TASK PROMPT:
Identify and reproduce every line holding the string "icon".

RECORD EXCERPTS:
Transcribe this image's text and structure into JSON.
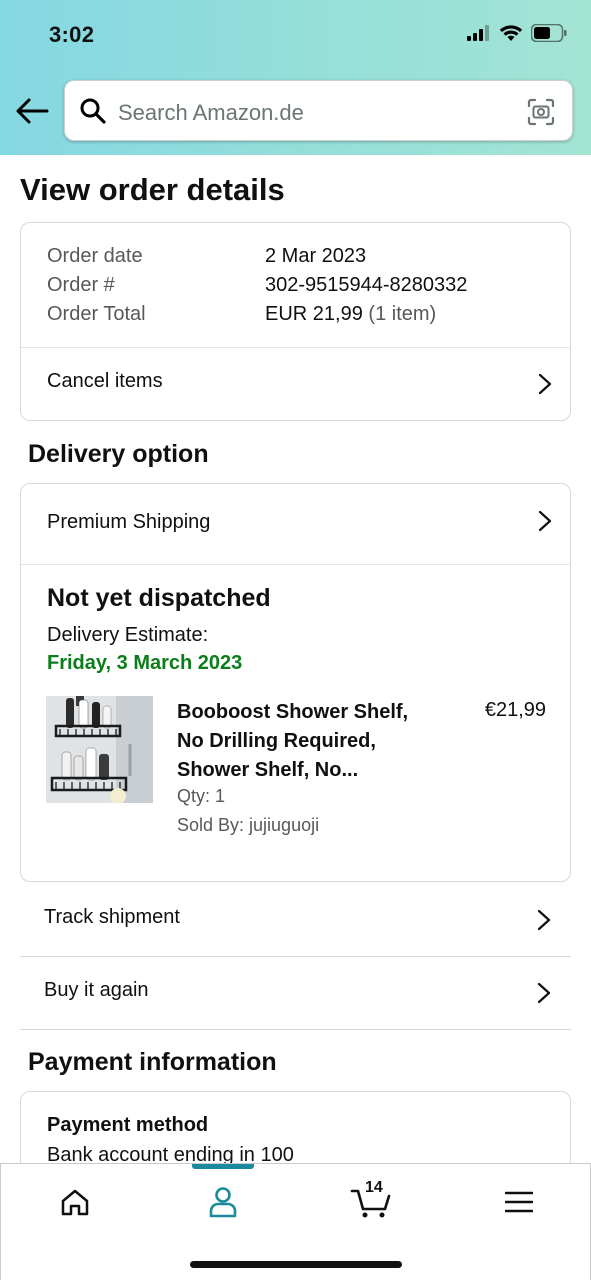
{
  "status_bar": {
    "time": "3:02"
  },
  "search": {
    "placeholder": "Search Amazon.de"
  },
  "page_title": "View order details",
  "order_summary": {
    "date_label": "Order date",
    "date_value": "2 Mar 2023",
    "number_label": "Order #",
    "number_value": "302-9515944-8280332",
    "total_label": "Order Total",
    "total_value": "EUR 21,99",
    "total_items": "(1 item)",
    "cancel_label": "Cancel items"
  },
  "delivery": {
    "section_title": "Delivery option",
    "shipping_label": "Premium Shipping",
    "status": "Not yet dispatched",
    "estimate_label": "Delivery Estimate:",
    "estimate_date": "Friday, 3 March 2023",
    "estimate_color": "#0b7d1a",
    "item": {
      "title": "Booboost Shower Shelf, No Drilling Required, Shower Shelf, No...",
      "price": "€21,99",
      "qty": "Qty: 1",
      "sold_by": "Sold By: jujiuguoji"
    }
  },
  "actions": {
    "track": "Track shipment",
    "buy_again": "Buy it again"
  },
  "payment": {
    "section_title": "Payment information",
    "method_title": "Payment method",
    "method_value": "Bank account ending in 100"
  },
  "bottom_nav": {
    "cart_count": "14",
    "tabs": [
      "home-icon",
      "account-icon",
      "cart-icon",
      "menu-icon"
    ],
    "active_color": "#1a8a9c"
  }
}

WRITTEN REPLY:
      "home-icon",
      "account-icon",
      "cart-icon",
      "menu-icon"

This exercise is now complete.